• [Provided data]
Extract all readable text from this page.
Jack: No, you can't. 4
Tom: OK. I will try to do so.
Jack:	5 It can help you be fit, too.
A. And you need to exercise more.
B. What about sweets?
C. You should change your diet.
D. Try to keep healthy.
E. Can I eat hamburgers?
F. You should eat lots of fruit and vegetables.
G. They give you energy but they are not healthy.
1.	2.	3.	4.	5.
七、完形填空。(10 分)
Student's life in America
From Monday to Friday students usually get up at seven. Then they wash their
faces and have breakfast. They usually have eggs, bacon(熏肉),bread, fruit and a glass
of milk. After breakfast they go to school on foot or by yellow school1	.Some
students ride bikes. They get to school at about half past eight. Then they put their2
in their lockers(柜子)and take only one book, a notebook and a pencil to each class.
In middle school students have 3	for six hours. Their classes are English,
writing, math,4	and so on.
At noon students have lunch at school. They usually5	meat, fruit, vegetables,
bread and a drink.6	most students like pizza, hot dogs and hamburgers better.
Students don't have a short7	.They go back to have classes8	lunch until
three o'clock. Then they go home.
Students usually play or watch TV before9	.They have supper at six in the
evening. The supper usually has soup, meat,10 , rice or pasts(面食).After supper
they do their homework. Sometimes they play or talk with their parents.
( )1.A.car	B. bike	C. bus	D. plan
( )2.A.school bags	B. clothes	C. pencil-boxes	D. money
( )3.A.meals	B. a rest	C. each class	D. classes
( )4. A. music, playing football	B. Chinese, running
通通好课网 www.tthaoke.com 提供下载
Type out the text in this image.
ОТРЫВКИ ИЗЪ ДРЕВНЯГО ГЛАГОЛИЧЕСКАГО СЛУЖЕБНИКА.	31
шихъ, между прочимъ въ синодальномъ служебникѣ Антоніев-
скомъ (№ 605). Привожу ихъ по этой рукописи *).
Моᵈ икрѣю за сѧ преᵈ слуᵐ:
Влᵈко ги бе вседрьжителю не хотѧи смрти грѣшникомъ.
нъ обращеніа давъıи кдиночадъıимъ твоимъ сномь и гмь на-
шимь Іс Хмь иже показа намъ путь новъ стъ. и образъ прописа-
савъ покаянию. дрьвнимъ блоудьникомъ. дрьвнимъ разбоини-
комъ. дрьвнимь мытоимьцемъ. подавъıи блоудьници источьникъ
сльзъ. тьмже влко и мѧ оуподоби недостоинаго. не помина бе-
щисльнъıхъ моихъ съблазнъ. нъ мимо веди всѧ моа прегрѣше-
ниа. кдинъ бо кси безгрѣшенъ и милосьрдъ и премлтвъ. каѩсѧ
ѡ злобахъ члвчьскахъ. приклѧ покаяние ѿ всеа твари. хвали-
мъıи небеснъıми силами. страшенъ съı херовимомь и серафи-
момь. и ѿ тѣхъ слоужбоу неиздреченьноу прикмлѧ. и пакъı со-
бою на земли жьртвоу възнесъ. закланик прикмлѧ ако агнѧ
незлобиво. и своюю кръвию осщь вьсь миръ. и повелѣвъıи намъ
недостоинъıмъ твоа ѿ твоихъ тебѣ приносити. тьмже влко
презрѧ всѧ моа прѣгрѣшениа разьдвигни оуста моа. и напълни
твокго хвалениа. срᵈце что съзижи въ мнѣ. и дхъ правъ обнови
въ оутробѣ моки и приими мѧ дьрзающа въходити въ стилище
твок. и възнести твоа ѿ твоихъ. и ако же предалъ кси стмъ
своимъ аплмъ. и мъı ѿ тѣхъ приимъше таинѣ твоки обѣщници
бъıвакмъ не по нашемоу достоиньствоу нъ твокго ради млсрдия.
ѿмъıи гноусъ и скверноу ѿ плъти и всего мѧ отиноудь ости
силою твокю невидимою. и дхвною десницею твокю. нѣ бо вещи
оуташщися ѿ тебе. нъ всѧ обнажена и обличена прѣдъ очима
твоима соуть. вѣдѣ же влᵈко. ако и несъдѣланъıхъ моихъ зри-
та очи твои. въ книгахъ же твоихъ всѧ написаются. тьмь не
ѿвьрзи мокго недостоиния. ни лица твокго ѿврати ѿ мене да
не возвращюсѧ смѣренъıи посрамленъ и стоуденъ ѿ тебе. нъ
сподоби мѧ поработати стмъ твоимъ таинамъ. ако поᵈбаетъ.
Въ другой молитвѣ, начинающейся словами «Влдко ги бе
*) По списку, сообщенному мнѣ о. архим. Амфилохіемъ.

• [Short exercise] Give only a number: how many lines of the data hold the string "After"?

• [Response to the task] 2